> **Task details**: Copy down every line where the string "сообщения" shows up.

> **Available data**:
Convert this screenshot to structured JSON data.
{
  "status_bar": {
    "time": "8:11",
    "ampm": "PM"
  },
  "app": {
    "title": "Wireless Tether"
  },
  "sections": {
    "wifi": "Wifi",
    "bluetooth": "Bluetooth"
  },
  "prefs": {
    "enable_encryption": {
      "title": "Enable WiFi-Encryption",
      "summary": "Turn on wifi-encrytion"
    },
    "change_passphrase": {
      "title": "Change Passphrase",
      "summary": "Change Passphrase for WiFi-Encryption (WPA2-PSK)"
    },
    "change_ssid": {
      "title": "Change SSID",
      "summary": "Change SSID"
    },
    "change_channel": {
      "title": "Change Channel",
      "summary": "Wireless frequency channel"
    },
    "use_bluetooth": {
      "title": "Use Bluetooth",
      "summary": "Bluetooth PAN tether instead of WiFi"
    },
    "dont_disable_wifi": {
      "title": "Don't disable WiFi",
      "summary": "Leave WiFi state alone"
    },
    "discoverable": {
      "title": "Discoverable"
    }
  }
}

--

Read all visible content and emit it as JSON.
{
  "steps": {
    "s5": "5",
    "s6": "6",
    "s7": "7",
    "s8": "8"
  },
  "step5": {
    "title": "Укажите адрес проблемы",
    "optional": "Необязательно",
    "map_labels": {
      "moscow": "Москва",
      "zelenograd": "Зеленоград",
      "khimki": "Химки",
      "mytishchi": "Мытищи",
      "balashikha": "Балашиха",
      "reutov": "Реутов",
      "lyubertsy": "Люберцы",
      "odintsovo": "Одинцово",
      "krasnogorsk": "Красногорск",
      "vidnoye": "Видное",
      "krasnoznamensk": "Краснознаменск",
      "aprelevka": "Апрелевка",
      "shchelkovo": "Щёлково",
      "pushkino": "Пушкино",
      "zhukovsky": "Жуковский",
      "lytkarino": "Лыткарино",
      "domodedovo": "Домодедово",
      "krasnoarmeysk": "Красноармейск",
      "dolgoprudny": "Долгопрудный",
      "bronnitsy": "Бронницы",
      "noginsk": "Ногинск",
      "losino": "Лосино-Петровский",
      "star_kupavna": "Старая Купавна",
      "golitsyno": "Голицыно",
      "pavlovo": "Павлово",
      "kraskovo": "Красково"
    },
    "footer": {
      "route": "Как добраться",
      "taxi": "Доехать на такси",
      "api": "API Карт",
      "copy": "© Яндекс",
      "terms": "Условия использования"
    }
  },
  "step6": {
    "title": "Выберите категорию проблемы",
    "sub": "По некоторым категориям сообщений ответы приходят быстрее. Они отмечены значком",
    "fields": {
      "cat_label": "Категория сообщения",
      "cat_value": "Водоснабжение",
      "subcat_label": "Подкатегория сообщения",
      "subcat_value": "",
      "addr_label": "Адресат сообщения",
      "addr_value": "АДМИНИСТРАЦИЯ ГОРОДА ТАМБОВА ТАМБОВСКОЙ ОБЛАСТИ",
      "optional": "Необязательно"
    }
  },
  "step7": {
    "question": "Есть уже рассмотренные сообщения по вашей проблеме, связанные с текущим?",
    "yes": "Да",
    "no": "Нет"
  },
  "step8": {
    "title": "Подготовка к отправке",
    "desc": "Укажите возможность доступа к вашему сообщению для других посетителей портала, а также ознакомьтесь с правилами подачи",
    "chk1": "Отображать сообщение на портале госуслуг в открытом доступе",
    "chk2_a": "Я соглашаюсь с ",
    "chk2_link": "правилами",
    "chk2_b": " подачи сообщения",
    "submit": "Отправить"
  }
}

> **Reply to the task**:
      "cat_label": "Категория сообщения",
      "subcat_label": "Подкатегория сообщения",
      "addr_label": "Адресат сообщения",
    "question": "Есть уже рассмотренные сообщения по вашей проблеме, связанные с текущим?",
    "chk2_b": " подачи сообщения",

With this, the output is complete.